### Stored data entries
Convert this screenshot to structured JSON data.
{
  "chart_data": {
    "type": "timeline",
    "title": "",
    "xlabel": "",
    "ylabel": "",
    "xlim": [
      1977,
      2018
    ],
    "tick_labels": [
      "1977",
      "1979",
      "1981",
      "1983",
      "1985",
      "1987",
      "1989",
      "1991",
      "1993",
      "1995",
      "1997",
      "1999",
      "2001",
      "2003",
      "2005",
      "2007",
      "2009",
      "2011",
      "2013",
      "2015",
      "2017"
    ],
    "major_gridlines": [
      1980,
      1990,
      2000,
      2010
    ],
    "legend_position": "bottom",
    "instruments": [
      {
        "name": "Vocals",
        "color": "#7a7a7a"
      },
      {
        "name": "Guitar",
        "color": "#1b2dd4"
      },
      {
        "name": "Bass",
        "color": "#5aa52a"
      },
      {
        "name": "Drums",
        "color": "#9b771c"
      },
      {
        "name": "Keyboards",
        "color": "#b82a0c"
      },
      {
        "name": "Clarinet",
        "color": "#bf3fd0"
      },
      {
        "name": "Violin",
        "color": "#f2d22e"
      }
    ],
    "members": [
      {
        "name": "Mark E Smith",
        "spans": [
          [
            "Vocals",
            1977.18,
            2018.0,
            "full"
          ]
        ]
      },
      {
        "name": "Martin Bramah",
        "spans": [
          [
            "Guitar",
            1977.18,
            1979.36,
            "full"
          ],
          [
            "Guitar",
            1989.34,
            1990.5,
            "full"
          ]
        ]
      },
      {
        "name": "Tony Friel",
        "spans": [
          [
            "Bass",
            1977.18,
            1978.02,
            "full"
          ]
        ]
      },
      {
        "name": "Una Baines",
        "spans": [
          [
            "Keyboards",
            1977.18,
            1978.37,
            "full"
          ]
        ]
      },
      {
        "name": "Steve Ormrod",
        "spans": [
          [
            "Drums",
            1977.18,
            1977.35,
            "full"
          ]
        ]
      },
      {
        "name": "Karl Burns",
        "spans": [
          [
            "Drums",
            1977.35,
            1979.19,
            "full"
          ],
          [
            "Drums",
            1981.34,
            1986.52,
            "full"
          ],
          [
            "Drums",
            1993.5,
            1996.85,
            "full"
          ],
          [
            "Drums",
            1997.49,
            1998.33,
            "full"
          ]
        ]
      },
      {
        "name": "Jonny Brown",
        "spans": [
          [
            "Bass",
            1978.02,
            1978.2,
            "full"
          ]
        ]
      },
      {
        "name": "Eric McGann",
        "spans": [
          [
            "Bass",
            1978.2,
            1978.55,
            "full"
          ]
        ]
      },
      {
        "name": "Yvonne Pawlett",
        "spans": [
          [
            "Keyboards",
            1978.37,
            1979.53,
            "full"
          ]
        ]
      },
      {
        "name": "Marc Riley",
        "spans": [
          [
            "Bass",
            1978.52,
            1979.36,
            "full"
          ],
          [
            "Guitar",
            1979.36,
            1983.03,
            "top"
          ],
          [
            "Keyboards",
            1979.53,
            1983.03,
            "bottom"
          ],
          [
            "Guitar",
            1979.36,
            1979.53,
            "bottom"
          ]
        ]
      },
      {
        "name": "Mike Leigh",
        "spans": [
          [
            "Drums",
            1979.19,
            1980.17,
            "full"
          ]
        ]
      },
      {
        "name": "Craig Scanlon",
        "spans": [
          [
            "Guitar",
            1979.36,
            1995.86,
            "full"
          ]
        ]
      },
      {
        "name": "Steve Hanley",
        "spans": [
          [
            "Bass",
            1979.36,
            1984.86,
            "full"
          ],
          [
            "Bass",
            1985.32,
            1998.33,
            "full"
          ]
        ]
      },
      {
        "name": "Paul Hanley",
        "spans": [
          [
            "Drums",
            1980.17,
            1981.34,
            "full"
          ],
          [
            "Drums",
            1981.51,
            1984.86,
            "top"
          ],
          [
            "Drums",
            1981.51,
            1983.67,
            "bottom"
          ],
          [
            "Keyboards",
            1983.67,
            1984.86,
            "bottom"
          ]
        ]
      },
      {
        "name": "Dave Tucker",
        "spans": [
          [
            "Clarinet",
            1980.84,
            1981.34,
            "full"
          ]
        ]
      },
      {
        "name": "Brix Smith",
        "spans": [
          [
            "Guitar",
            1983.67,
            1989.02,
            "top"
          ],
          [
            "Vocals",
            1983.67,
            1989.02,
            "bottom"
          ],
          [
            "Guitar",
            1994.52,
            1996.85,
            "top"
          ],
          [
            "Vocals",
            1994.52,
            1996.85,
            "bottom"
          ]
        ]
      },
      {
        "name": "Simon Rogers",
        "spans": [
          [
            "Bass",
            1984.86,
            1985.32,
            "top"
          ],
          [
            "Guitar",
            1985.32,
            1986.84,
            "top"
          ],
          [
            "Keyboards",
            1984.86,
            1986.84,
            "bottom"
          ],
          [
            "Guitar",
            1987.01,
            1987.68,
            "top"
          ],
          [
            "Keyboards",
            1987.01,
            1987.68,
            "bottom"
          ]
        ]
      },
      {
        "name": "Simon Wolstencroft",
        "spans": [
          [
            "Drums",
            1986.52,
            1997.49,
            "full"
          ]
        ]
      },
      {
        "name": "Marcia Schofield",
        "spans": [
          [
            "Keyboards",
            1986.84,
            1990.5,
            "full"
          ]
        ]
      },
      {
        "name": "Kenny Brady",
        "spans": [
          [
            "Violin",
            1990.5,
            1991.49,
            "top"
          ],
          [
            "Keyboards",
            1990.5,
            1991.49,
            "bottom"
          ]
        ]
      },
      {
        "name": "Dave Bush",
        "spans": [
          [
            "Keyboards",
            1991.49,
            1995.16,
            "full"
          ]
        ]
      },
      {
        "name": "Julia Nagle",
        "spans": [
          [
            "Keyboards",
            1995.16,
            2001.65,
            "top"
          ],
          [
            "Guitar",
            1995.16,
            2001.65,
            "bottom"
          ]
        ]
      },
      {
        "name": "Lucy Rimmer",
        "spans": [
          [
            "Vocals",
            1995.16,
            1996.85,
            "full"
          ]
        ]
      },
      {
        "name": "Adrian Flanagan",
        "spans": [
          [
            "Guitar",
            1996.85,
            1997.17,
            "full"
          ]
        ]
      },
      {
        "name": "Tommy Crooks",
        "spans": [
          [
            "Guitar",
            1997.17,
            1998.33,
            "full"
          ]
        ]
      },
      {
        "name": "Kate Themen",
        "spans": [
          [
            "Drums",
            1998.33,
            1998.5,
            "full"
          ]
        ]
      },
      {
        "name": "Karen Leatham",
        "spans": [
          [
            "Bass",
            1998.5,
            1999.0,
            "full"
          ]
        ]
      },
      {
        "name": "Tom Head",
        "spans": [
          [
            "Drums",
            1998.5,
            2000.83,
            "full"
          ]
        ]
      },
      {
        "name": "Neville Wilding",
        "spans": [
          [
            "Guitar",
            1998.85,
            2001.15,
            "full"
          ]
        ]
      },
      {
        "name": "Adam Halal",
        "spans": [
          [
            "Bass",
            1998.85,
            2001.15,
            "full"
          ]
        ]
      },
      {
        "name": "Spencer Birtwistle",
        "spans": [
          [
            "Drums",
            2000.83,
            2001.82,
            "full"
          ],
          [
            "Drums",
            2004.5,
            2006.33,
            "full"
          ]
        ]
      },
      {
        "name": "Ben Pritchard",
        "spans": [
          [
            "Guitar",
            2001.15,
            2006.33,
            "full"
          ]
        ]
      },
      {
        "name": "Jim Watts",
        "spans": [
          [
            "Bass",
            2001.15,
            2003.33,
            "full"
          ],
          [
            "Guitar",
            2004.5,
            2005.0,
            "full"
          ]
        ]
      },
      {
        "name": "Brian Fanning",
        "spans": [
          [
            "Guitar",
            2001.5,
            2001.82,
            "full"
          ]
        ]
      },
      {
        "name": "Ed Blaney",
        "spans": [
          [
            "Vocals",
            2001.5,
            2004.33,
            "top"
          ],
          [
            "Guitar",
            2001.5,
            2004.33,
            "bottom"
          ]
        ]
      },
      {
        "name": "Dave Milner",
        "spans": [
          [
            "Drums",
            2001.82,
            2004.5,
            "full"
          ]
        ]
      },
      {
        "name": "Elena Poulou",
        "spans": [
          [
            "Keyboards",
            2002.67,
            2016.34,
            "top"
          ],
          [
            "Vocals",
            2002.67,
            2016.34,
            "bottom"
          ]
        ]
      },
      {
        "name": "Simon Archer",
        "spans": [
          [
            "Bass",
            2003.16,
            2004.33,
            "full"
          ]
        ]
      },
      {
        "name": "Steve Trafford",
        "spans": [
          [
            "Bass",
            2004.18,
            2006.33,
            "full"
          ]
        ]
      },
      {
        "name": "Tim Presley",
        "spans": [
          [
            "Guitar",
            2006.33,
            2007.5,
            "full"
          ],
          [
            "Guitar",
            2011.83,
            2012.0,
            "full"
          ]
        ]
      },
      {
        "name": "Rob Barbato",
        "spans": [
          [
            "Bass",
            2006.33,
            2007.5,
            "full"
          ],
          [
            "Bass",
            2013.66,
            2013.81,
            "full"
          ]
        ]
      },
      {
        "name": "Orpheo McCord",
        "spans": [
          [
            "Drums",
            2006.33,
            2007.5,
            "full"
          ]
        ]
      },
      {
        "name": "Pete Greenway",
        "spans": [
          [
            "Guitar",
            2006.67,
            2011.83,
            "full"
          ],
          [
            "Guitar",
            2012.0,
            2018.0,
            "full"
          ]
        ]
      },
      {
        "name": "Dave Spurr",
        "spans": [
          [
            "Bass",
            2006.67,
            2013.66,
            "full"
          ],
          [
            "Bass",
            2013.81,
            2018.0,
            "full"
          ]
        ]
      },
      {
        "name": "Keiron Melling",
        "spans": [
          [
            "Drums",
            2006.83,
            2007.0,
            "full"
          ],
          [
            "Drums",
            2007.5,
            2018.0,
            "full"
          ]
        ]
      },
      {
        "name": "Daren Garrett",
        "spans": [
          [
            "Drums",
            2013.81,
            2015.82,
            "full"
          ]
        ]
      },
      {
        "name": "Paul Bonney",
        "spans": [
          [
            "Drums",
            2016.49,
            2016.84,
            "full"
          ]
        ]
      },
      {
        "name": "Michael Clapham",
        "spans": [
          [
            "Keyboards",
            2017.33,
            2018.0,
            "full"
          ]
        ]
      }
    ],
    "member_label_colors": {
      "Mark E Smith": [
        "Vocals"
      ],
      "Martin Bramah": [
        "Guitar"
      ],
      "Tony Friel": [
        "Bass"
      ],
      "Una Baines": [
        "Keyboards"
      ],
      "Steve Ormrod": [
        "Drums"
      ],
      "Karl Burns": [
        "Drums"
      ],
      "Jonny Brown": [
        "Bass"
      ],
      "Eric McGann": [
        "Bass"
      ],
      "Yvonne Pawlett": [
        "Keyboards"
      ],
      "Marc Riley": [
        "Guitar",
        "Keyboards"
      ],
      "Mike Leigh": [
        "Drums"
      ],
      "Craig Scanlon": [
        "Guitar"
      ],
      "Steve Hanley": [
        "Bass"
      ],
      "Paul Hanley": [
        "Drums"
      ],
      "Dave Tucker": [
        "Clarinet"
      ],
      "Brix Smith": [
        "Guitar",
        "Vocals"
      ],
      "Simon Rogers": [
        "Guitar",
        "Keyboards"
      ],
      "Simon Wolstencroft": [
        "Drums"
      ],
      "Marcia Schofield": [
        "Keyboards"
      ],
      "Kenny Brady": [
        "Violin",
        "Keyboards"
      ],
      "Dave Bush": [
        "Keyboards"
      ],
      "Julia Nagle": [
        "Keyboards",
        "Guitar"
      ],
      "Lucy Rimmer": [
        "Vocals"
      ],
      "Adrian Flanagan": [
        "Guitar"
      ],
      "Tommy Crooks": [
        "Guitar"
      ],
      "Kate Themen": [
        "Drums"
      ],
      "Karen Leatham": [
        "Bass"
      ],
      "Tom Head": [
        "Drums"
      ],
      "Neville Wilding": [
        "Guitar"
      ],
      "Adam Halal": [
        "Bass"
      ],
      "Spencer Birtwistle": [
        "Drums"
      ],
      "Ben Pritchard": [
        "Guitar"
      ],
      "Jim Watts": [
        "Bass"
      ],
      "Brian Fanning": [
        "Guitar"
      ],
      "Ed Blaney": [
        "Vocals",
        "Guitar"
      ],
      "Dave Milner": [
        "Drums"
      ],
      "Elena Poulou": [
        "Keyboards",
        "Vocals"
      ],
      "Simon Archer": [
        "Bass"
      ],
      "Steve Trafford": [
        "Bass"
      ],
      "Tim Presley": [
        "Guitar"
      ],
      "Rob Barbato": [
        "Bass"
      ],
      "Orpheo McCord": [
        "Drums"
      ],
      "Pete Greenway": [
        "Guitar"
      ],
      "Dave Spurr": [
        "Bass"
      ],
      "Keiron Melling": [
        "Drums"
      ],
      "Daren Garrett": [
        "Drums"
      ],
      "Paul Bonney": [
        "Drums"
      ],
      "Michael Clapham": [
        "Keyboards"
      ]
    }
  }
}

### Aim of the task
Show the lines of the material that contain the word "Wilding".

### The answer
        "name": "Neville Wilding",
      "Neville Wilding": [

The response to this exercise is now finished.